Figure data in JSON
================================

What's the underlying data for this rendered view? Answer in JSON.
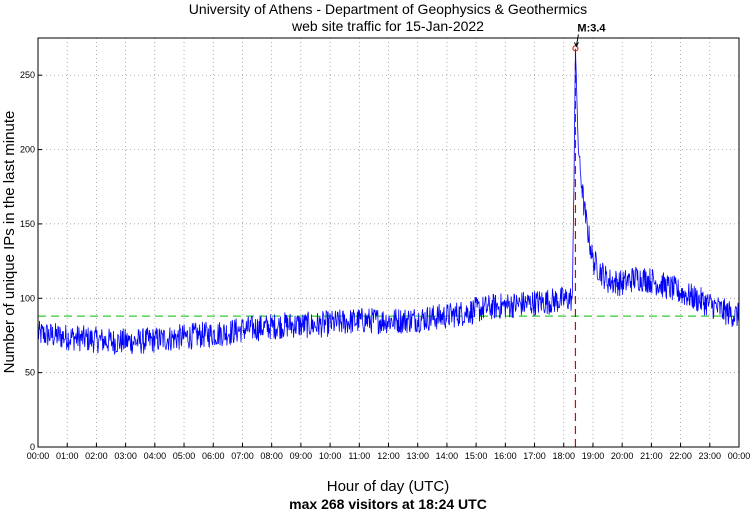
{
  "chart_data": {
    "type": "line",
    "title": "University of Athens - Department of Geophysics & Geothermics",
    "subtitle": "web site traffic for 15-Jan-2022",
    "xlabel": "Hour of day (UTC)",
    "ylabel": "Number of unique IPs in the last minute",
    "footer": "max 268 visitors at 18:24 UTC",
    "xlim": [
      0,
      24
    ],
    "ylim": [
      0,
      275
    ],
    "x_ticks": [
      "00:00",
      "01:00",
      "02:00",
      "03:00",
      "04:00",
      "05:00",
      "06:00",
      "07:00",
      "08:00",
      "09:00",
      "10:00",
      "11:00",
      "12:00",
      "13:00",
      "14:00",
      "15:00",
      "16:00",
      "17:00",
      "18:00",
      "19:00",
      "20:00",
      "21:00",
      "22:00",
      "23:00",
      "00:00"
    ],
    "y_ticks": [
      0,
      50,
      100,
      150,
      200,
      250
    ],
    "grid": true,
    "series_color": "#0000ff",
    "mean_line": {
      "value": 88,
      "color": "#33cc33"
    },
    "event_line": {
      "x": 18.4,
      "color": "#dd0000"
    },
    "annotation": {
      "label": "M:3.4",
      "x": 18.4,
      "y": 268
    },
    "trend_points": [
      [
        0.0,
        76
      ],
      [
        0.5,
        75
      ],
      [
        1.0,
        74
      ],
      [
        1.5,
        73
      ],
      [
        2.0,
        72
      ],
      [
        2.5,
        71
      ],
      [
        3.0,
        71
      ],
      [
        3.5,
        71
      ],
      [
        4.0,
        72
      ],
      [
        4.5,
        73
      ],
      [
        5.0,
        74
      ],
      [
        5.5,
        75
      ],
      [
        6.0,
        76
      ],
      [
        6.5,
        77
      ],
      [
        7.0,
        79
      ],
      [
        7.5,
        80
      ],
      [
        8.0,
        81
      ],
      [
        8.5,
        82
      ],
      [
        9.0,
        82
      ],
      [
        9.5,
        82
      ],
      [
        10.0,
        83
      ],
      [
        10.5,
        84
      ],
      [
        11.0,
        85
      ],
      [
        11.5,
        85
      ],
      [
        12.0,
        85
      ],
      [
        12.5,
        85
      ],
      [
        13.0,
        86
      ],
      [
        13.5,
        87
      ],
      [
        14.0,
        88
      ],
      [
        14.5,
        90
      ],
      [
        15.0,
        92
      ],
      [
        15.5,
        94
      ],
      [
        16.0,
        95
      ],
      [
        16.5,
        96
      ],
      [
        17.0,
        97
      ],
      [
        17.5,
        98
      ],
      [
        18.0,
        99
      ],
      [
        18.3,
        100
      ],
      [
        18.4,
        268
      ],
      [
        18.5,
        200
      ],
      [
        18.7,
        160
      ],
      [
        19.0,
        125
      ],
      [
        19.5,
        112
      ],
      [
        20.0,
        110
      ],
      [
        20.5,
        114
      ],
      [
        21.0,
        112
      ],
      [
        21.5,
        108
      ],
      [
        22.0,
        104
      ],
      [
        22.5,
        100
      ],
      [
        23.0,
        96
      ],
      [
        23.5,
        91
      ],
      [
        24.0,
        88
      ]
    ],
    "noise_amplitude": 9
  }
}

================================

__WHAT IS NEEDED__: Repeat the data exactly, excluding the pictures.

__OUTPUT FOR THIS TASK__:
What's the underlying data for this rendered view? Answer in JSON.
{
  "chart_data": {
    "type": "line",
    "title": "University of Athens - Department of Geophysics & Geothermics",
    "subtitle": "web site traffic for 15-Jan-2022",
    "xlabel": "Hour of day (UTC)",
    "ylabel": "Number of unique IPs in the last minute",
    "footer": "max 268 visitors at 18:24 UTC",
    "xlim": [
      0,
      24
    ],
    "ylim": [
      0,
      275
    ],
    "x_ticks": [
      "00:00",
      "01:00",
      "02:00",
      "03:00",
      "04:00",
      "05:00",
      "06:00",
      "07:00",
      "08:00",
      "09:00",
      "10:00",
      "11:00",
      "12:00",
      "13:00",
      "14:00",
      "15:00",
      "16:00",
      "17:00",
      "18:00",
      "19:00",
      "20:00",
      "21:00",
      "22:00",
      "23:00",
      "00:00"
    ],
    "y_ticks": [
      0,
      50,
      100,
      150,
      200,
      250
    ],
    "grid": true,
    "series_color": "#0000ff",
    "mean_line": {
      "value": 88,
      "color": "#33cc33"
    },
    "event_line": {
      "x": 18.4,
      "color": "#dd0000"
    },
    "annotation": {
      "label": "M:3.4",
      "x": 18.4,
      "y": 268
    },
    "trend_points": [
      [
        0.0,
        76
      ],
      [
        0.5,
        75
      ],
      [
        1.0,
        74
      ],
      [
        1.5,
        73
      ],
      [
        2.0,
        72
      ],
      [
        2.5,
        71
      ],
      [
        3.0,
        71
      ],
      [
        3.5,
        71
      ],
      [
        4.0,
        72
      ],
      [
        4.5,
        73
      ],
      [
        5.0,
        74
      ],
      [
        5.5,
        75
      ],
      [
        6.0,
        76
      ],
      [
        6.5,
        77
      ],
      [
        7.0,
        79
      ],
      [
        7.5,
        80
      ],
      [
        8.0,
        81
      ],
      [
        8.5,
        82
      ],
      [
        9.0,
        82
      ],
      [
        9.5,
        82
      ],
      [
        10.0,
        83
      ],
      [
        10.5,
        84
      ],
      [
        11.0,
        85
      ],
      [
        11.5,
        85
      ],
      [
        12.0,
        85
      ],
      [
        12.5,
        85
      ],
      [
        13.0,
        86
      ],
      [
        13.5,
        87
      ],
      [
        14.0,
        88
      ],
      [
        14.5,
        90
      ],
      [
        15.0,
        92
      ],
      [
        15.5,
        94
      ],
      [
        16.0,
        95
      ],
      [
        16.5,
        96
      ],
      [
        17.0,
        97
      ],
      [
        17.5,
        98
      ],
      [
        18.0,
        99
      ],
      [
        18.3,
        100
      ],
      [
        18.4,
        268
      ],
      [
        18.5,
        200
      ],
      [
        18.7,
        160
      ],
      [
        19.0,
        125
      ],
      [
        19.5,
        112
      ],
      [
        20.0,
        110
      ],
      [
        20.5,
        114
      ],
      [
        21.0,
        112
      ],
      [
        21.5,
        108
      ],
      [
        22.0,
        104
      ],
      [
        22.5,
        100
      ],
      [
        23.0,
        96
      ],
      [
        23.5,
        91
      ],
      [
        24.0,
        88
      ]
    ],
    "noise_amplitude": 9
  }
}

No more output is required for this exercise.